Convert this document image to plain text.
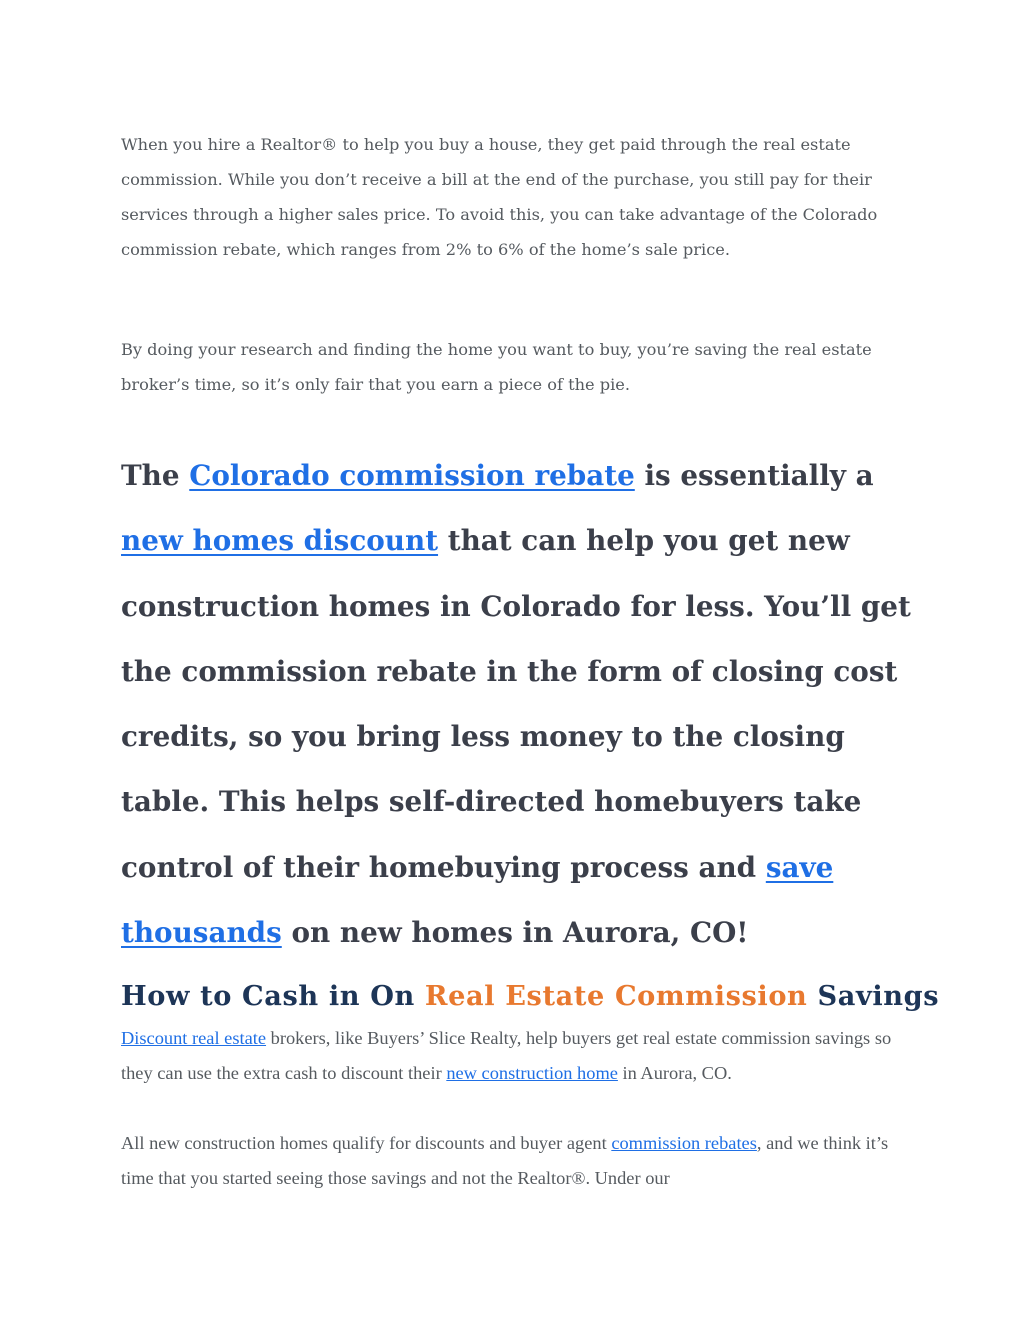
When you hire a Realtor® to help you buy a house, they get paid through the real estate commission. While you don’t receive a bill at the end of the purchase, you still pay for their services through a higher sales price. To avoid this, you can take advantage of the Colorado commission rebate, which ranges from 2% to 6% of the home’s sale price.

By doing your research and finding the home you want to buy, you’re saving the real estate broker’s time, so it’s only fair that you earn a piece of the pie.

The Colorado commission rebate is essentially a new homes discount that can help you get new construction homes in Colorado for less. You’ll get the commission rebate in the form of closing cost credits, so you bring less money to the closing table. This helps self-directed homebuyers take control of their homebuying process and save thousands on new homes in Aurora, CO!

How to Cash in On Real Estate Commission Savings

Discount real estate brokers, like Buyers’ Slice Realty, help buyers get real estate commission savings so they can use the extra cash to discount their new construction home in Aurora, CO.

All new construction homes qualify for discounts and buyer agent commission rebates, and we think it’s time that you started seeing those savings and not the Realtor®. Under our
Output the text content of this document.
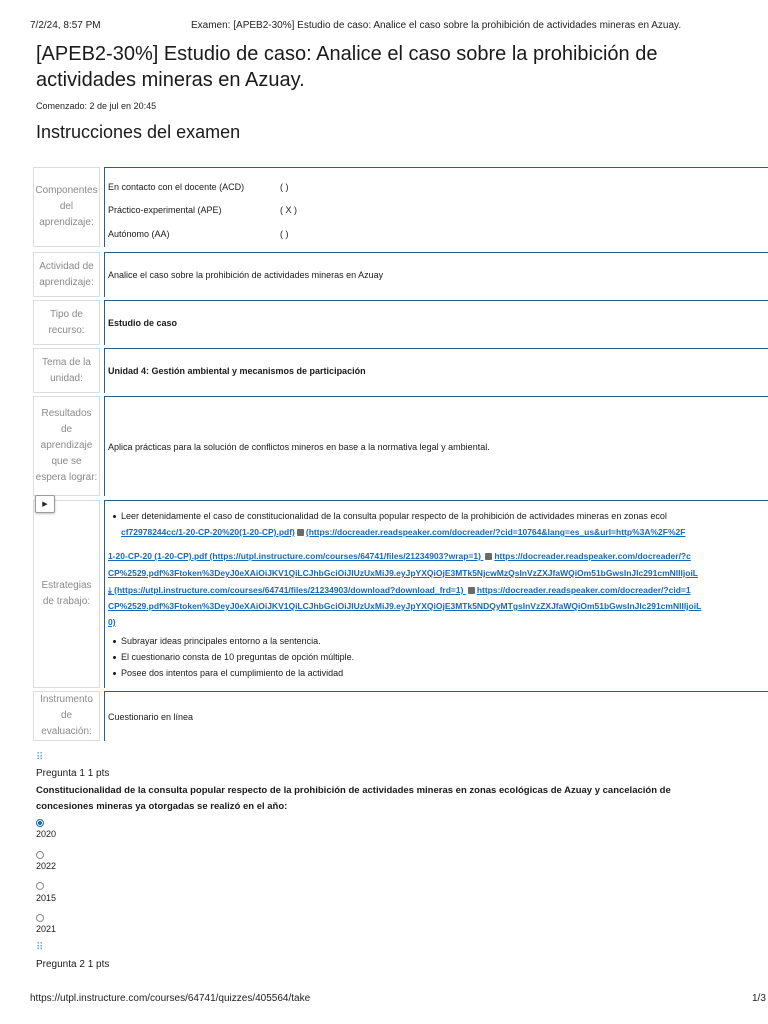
7/2/24, 8:57 PM	Examen: [APEB2-30%] Estudio de caso: Analice el caso sobre la prohibición de actividades mineras en Azuay.
[APEB2-30%] Estudio de caso: Analice el caso sobre la prohibición de actividades mineras en Azuay.
Comenzado: 2 de jul en 20:45
Instrucciones del examen
Componentes del aprendizaje:
En contacto con el docente (ACD)	( )
Práctico-experimental (APE)	( X )
Autónomo (AA)	( )
Actividad de aprendizaje:
Analice el caso sobre la prohibición de actividades mineras en Azuay
Tipo de recurso:
Estudio de caso
Tema de la unidad:
Unidad 4: Gestión ambiental y mecanismos de participación
Resultados de aprendizaje que se espera lograr:
Aplica prácticas para la solución de conflictos mineros en base a la normativa legal y ambiental.
Estrategias de trabajo:
Leer detenidamente el caso de constitucionalidad de la consulta popular respecto de la prohibición de actividades mineras en zonas ecol
cf72978244cc/1-20-CP-20%20(1-20-CP).pdf) (https://docreader.readspeaker.com/docreader/?cid=10764&lang=es_us&url=http%3A%2F%2F
1-20-CP-20 (1-20-CP).pdf (https://utpl.instructure.com/courses/64741/files/21234903?wrap=1) https://docreader.readspeaker.com/docreader/?c
CP%2529.pdf%3Ftoken%3DeyJ0eXAiOiJKV1QiLCJhbGciOiJIUzUxMiJ9.eyJpYXQiOjE3MTk5NjcwMzQsInVzZXJfaWQiOm51bGwsInJlc291cmNlIljoiL
⤓ (https://utpl.instructure.com/courses/64741/files/21234903/download?download_frd=1) https://docreader.readspeaker.com/docreader/?cid=1
CP%2529.pdf%3Ftoken%3DeyJ0eXAiOiJKV1QiLCJhbGciOiJIUzUxMiJ9.eyJpYXQiOjE3MTk5NDQyMTgsInVzZXJfaWQiOm51bGwsInJlc291cmNlIljoiL
0)
Subrayar ideas principales entorno a la sentencia.
El cuestionario consta de 10 preguntas de opción múltiple.
Posee dos intentos para el cumplimiento de la actividad
Instrumento de evaluación:
Cuestionario en línea
▶
⠿
Pregunta 1 1 pts
Constitucionalidad de la consulta popular respecto de la prohibición de actividades mineras en zonas ecológicas de Azuay y cancelación de concesiones mineras ya otorgadas se realizó en el año:
2020
2022
2015
2021
⠿
Pregunta 2 1 pts
https://utpl.instructure.com/courses/64741/quizzes/405564/take	1/3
◇ ◇ ◇ ◇ ◇
Scan the data for the word "respecto" and copy every line where it shows up.

Leer detenidamente el caso de constitucionalidad de la consulta popular respecto de la prohibición de actividades mineras en zonas ecol
Constitucionalidad de la consulta popular respecto de la prohibición de actividades mineras en zonas ecológicas de Azuay y cancelación de concesiones mineras ya otorgadas se realizó en el año:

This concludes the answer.